Stated task:
Exclude images, then output the remaining data verbatim.

Source records:
•••••

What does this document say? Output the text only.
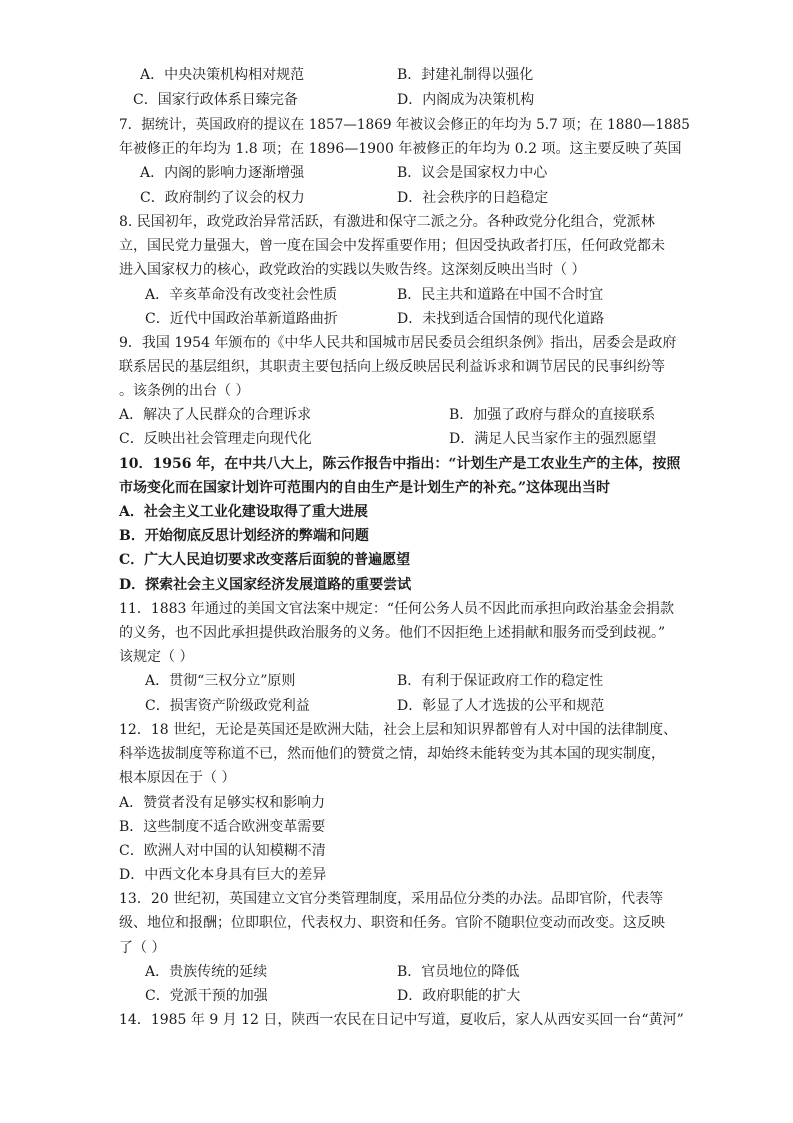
A．中央决策机构相对规范	B．封建礼制得以强化
C．国家行政体系日臻完备	D．内阁成为决策机构
7．据统计，英国政府的提议在 1857—1869 年被议会修正的年均为 5.7 项；在 1880—1885
年被修正的年均为 1.8 项；在 1896—1900 年被修正的年均为 0.2 项。这主要反映了英国
A．内阁的影响力逐渐增强	B．议会是国家权力中心
C．政府制约了议会的权力	D．社会秩序的日趋稳定
8. 民国初年，政党政治异常活跃，有激进和保守二派之分。各种政党分化组合，党派林
立，国民党力量强大，曾一度在国会中发挥重要作用；但因受执政者打压，任何政党都未
进入国家权力的核心，政党政治的实践以失败告终。这深刻反映出当时（ ）
A．辛亥革命没有改变社会性质	B．民主共和道路在中国不合时宜
C．近代中国政治革新道路曲折	D．未找到适合国情的现代化道路
9．我国 1954 年颁布的《中华人民共和国城市居民委员会组织条例》指出，居委会是政府
联系居民的基层组织，其职责主要包括向上级反映居民利益诉求和调节居民的民事纠纷等
。该条例的出台（ ）
A．解决了人民群众的合理诉求	B．加强了政府与群众的直接联系
C．反映出社会管理走向现代化	D．满足人民当家作主的强烈愿望
10．1956 年，在中共八大上，陈云作报告中指出：“计划生产是工农业生产的主体，按照
市场变化而在国家计划许可范围内的自由生产是计划生产的补充。”这体现出当时
A．社会主义工业化建设取得了重大进展
B．开始彻底反思计划经济的弊端和问题
C．广大人民迫切要求改变落后面貌的普遍愿望
D．探索社会主义国家经济发展道路的重要尝试
11．1883 年通过的美国文官法案中规定：“任何公务人员不因此而承担向政治基金会捐款
的义务，也不因此承担提供政治服务的义务。他们不因拒绝上述捐献和服务而受到歧视。”
该规定（ ）
A．贯彻“三权分立”原则	B．有利于保证政府工作的稳定性
C．损害资产阶级政党利益	D．彰显了人才选拔的公平和规范
12．18 世纪，无论是英国还是欧洲大陆，社会上层和知识界都曾有人对中国的法律制度、
科举选拔制度等称道不已，然而他们的赞赏之情，却始终未能转变为其本国的现实制度，
根本原因在于（ ）
A．赞赏者没有足够实权和影响力
B．这些制度不适合欧洲变革需要
C．欧洲人对中国的认知模糊不清
D．中西文化本身具有巨大的差异
13．20 世纪初，英国建立文官分类管理制度，采用品位分类的办法。品即官阶，代表等
级、地位和报酬；位即职位，代表权力、职资和任务。官阶不随职位变动而改变。这反映
了（ ）
A．贵族传统的延续	B．官员地位的降低
C．党派干预的加强	D．政府职能的扩大
14．1985 年 9 月 12 日，陕西一农民在日记中写道，夏收后，家人从西安买回一台“黄河”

•••••

Exercise output:
What does this document say? Output the text only.
A．中央决策机构相对规范	B．封建礼制得以强化
C．国家行政体系日臻完备	D．内阁成为决策机构
7．据统计，英国政府的提议在 1857—1869 年被议会修正的年均为 5.7 项；在 1880—1885
年被修正的年均为 1.8 项；在 1896—1900 年被修正的年均为 0.2 项。这主要反映了英国
A．内阁的影响力逐渐增强	B．议会是国家权力中心
C．政府制约了议会的权力	D．社会秩序的日趋稳定
8. 民国初年，政党政治异常活跃，有激进和保守二派之分。各种政党分化组合，党派林
立，国民党力量强大，曾一度在国会中发挥重要作用；但因受执政者打压，任何政党都未
进入国家权力的核心，政党政治的实践以失败告终。这深刻反映出当时（ ）
A．辛亥革命没有改变社会性质	B．民主共和道路在中国不合时宜
C．近代中国政治革新道路曲折	D．未找到适合国情的现代化道路
9．我国 1954 年颁布的《中华人民共和国城市居民委员会组织条例》指出，居委会是政府
联系居民的基层组织，其职责主要包括向上级反映居民利益诉求和调节居民的民事纠纷等
。该条例的出台（ ）
A．解决了人民群众的合理诉求	B．加强了政府与群众的直接联系
C．反映出社会管理走向现代化	D．满足人民当家作主的强烈愿望
10．1956 年，在中共八大上，陈云作报告中指出：“计划生产是工农业生产的主体，按照
市场变化而在国家计划许可范围内的自由生产是计划生产的补充。”这体现出当时
A．社会主义工业化建设取得了重大进展
B．开始彻底反思计划经济的弊端和问题
C．广大人民迫切要求改变落后面貌的普遍愿望
D．探索社会主义国家经济发展道路的重要尝试
11．1883 年通过的美国文官法案中规定：“任何公务人员不因此而承担向政治基金会捐款
的义务，也不因此承担提供政治服务的义务。他们不因拒绝上述捐献和服务而受到歧视。”
该规定（ ）
A．贯彻“三权分立”原则	B．有利于保证政府工作的稳定性
C．损害资产阶级政党利益	D．彰显了人才选拔的公平和规范
12．18 世纪，无论是英国还是欧洲大陆，社会上层和知识界都曾有人对中国的法律制度、
科举选拔制度等称道不已，然而他们的赞赏之情，却始终未能转变为其本国的现实制度，
根本原因在于（ ）
A．赞赏者没有足够实权和影响力
B．这些制度不适合欧洲变革需要
C．欧洲人对中国的认知模糊不清
D．中西文化本身具有巨大的差异
13．20 世纪初，英国建立文官分类管理制度，采用品位分类的办法。品即官阶，代表等
级、地位和报酬；位即职位，代表权力、职资和任务。官阶不随职位变动而改变。这反映
了（ ）
A．贵族传统的延续	B．官员地位的降低
C．党派干预的加强	D．政府职能的扩大
14．1985 年 9 月 12 日，陕西一农民在日记中写道，夏收后，家人从西安买回一台“黄河”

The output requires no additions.